— begin —

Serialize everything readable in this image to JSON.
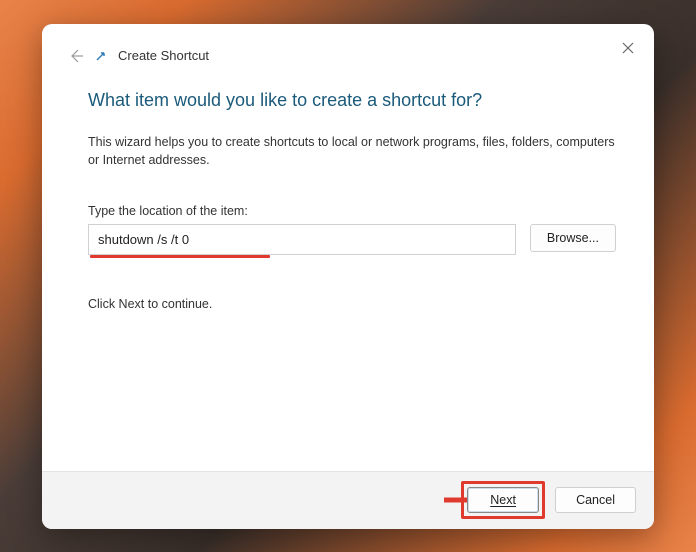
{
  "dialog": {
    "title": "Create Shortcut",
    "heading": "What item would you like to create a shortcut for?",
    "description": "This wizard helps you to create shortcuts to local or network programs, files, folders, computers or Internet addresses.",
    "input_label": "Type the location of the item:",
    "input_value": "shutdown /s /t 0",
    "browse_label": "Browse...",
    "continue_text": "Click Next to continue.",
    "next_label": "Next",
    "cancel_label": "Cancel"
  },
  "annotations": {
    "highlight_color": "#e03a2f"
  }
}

— end —

WHAT THE TASK ASKS
Without the pictures, restate all of the entries above verbatim.

RESPONSE TO THE EXERCISE
Serialize everything readable in this image to JSON.
{
  "dialog": {
    "title": "Create Shortcut",
    "heading": "What item would you like to create a shortcut for?",
    "description": "This wizard helps you to create shortcuts to local or network programs, files, folders, computers or Internet addresses.",
    "input_label": "Type the location of the item:",
    "input_value": "shutdown /s /t 0",
    "browse_label": "Browse...",
    "continue_text": "Click Next to continue.",
    "next_label": "Next",
    "cancel_label": "Cancel"
  },
  "annotations": {
    "highlight_color": "#e03a2f"
  }
}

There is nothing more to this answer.